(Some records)
^^^^^^^^^^^^^^^^

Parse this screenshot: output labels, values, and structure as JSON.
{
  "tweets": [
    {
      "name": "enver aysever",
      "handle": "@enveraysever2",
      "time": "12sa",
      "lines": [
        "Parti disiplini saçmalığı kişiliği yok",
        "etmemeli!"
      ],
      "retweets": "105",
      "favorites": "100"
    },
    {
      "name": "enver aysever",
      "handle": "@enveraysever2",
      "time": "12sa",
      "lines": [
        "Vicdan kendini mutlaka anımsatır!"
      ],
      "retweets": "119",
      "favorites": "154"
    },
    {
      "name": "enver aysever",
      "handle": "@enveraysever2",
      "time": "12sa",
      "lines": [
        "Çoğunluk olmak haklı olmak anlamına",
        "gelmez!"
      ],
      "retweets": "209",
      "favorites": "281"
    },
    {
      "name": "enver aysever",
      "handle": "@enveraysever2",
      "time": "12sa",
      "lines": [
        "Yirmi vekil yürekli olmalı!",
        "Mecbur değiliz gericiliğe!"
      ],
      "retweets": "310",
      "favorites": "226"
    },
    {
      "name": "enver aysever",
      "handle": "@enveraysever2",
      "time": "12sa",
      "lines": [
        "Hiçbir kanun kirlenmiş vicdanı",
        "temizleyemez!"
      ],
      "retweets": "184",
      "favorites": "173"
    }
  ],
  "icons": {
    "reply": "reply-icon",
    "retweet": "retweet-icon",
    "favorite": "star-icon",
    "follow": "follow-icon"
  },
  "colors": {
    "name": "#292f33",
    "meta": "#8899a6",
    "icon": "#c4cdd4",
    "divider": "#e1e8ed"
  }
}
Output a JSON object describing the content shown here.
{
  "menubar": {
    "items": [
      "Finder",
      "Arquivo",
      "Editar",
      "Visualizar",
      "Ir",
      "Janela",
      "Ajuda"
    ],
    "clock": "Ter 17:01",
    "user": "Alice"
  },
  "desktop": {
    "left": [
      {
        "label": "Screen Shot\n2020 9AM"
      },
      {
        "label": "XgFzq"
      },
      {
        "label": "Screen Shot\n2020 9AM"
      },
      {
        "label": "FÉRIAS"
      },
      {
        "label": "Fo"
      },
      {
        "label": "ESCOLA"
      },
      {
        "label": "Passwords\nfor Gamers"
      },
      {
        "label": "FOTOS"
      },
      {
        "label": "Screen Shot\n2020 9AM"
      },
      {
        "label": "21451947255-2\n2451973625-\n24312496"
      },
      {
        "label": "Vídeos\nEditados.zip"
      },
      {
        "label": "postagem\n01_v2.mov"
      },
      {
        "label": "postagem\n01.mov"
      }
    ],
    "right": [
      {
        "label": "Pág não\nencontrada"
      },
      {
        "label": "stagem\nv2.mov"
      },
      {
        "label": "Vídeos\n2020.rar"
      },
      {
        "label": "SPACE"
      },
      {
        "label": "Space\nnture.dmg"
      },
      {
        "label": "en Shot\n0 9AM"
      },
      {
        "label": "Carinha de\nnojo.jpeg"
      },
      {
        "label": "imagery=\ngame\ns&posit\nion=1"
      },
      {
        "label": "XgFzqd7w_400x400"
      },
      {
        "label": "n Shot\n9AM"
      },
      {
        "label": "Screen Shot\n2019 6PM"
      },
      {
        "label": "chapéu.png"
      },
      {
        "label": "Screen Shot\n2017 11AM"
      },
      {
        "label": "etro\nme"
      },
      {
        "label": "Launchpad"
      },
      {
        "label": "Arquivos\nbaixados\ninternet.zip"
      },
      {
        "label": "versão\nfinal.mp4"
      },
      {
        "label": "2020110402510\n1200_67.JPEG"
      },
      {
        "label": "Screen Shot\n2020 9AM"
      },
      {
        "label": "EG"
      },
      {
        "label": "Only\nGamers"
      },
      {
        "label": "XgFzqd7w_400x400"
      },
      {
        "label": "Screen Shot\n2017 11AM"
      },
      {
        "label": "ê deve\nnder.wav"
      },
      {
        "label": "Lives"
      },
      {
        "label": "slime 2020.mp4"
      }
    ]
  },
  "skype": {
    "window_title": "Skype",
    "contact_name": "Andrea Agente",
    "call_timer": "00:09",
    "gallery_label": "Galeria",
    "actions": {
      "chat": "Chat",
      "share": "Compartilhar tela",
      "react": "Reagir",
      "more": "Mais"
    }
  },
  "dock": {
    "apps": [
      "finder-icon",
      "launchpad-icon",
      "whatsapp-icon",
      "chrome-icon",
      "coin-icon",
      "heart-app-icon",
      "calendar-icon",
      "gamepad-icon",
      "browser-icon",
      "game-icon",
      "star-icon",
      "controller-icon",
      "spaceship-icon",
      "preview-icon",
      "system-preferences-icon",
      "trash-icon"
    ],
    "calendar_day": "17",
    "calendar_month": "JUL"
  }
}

^^^^^^^^^^^^^^^^

> Goal: Write the data back out verbatim.

> Result below:
Parse this screenshot: output labels, values, and structure as JSON.
{
  "tweets": [
    {
      "name": "enver aysever",
      "handle": "@enveraysever2",
      "time": "12sa",
      "lines": [
        "Parti disiplini saçmalığı kişiliği yok",
        "etmemeli!"
      ],
      "retweets": "105",
      "favorites": "100"
    },
    {
      "name": "enver aysever",
      "handle": "@enveraysever2",
      "time": "12sa",
      "lines": [
        "Vicdan kendini mutlaka anımsatır!"
      ],
      "retweets": "119",
      "favorites": "154"
    },
    {
      "name": "enver aysever",
      "handle": "@enveraysever2",
      "time": "12sa",
      "lines": [
        "Çoğunluk olmak haklı olmak anlamına",
        "gelmez!"
      ],
      "retweets": "209",
      "favorites": "281"
    },
    {
      "name": "enver aysever",
      "handle": "@enveraysever2",
      "time": "12sa",
      "lines": [
        "Yirmi vekil yürekli olmalı!",
        "Mecbur değiliz gericiliğe!"
      ],
      "retweets": "310",
      "favorites": "226"
    },
    {
      "name": "enver aysever",
      "handle": "@enveraysever2",
      "time": "12sa",
      "lines": [
        "Hiçbir kanun kirlenmiş vicdanı",
        "temizleyemez!"
      ],
      "retweets": "184",
      "favorites": "173"
    }
  ],
  "icons": {
    "reply": "reply-icon",
    "retweet": "retweet-icon",
    "favorite": "star-icon",
    "follow": "follow-icon"
  },
  "colors": {
    "name": "#292f33",
    "meta": "#8899a6",
    "icon": "#c4cdd4",
    "divider": "#e1e8ed"
  }
}
Output a JSON object describing the content shown here.
{
  "menubar": {
    "items": [
      "Finder",
      "Arquivo",
      "Editar",
      "Visualizar",
      "Ir",
      "Janela",
      "Ajuda"
    ],
    "clock": "Ter 17:01",
    "user": "Alice"
  },
  "desktop": {
    "left": [
      {
        "label": "Screen Shot\n2020 9AM"
      },
      {
        "label": "XgFzq"
      },
      {
        "label": "Screen Shot\n2020 9AM"
      },
      {
        "label": "FÉRIAS"
      },
      {
        "label": "Fo"
      },
      {
        "label": "ESCOLA"
      },
      {
        "label": "Passwords\nfor Gamers"
      },
      {
        "label": "FOTOS"
      },
      {
        "label": "Screen Shot\n2020 9AM"
      },
      {
        "label": "21451947255-2\n2451973625-\n24312496"
      },
      {
        "label": "Vídeos\nEditados.zip"
      },
      {
        "label": "postagem\n01_v2.mov"
      },
      {
        "label": "postagem\n01.mov"
      }
    ],
    "right": [
      {
        "label": "Pág não\nencontrada"
      },
      {
        "label": "stagem\nv2.mov"
      },
      {
        "label": "Vídeos\n2020.rar"
      },
      {
        "label": "SPACE"
      },
      {
        "label": "Space\nnture.dmg"
      },
      {
        "label": "en Shot\n0 9AM"
      },
      {
        "label": "Carinha de\nnojo.jpeg"
      },
      {
        "label": "imagery=\ngame\ns&posit\nion=1"
      },
      {
        "label": "XgFzqd7w_400x400"
      },
      {
        "label": "n Shot\n9AM"
      },
      {
        "label": "Screen Shot\n2019 6PM"
      },
      {
        "label": "chapéu.png"
      },
      {
        "label": "Screen Shot\n2017 11AM"
      },
      {
        "label": "etro\nme"
      },
      {
        "label": "Launchpad"
      },
      {
        "label": "Arquivos\nbaixados\ninternet.zip"
      },
      {
        "label": "versão\nfinal.mp4"
      },
      {
        "label": "2020110402510\n1200_67.JPEG"
      },
      {
        "label": "Screen Shot\n2020 9AM"
      },
      {
        "label": "EG"
      },
      {
        "label": "Only\nGamers"
      },
      {
        "label": "XgFzqd7w_400x400"
      },
      {
        "label": "Screen Shot\n2017 11AM"
      },
      {
        "label": "ê deve\nnder.wav"
      },
      {
        "label": "Lives"
      },
      {
        "label": "slime 2020.mp4"
      }
    ]
  },
  "skype": {
    "window_title": "Skype",
    "contact_name": "Andrea Agente",
    "call_timer": "00:09",
    "gallery_label": "Galeria",
    "actions": {
      "chat": "Chat",
      "share": "Compartilhar tela",
      "react": "Reagir",
      "more": "Mais"
    }
  },
  "dock": {
    "apps": [
      "finder-icon",
      "launchpad-icon",
      "whatsapp-icon",
      "chrome-icon",
      "coin-icon",
      "heart-app-icon",
      "calendar-icon",
      "gamepad-icon",
      "browser-icon",
      "game-icon",
      "star-icon",
      "controller-icon",
      "spaceship-icon",
      "preview-icon",
      "system-preferences-icon",
      "trash-icon"
    ],
    "calendar_day": "17",
    "calendar_month": "JUL"
  }
}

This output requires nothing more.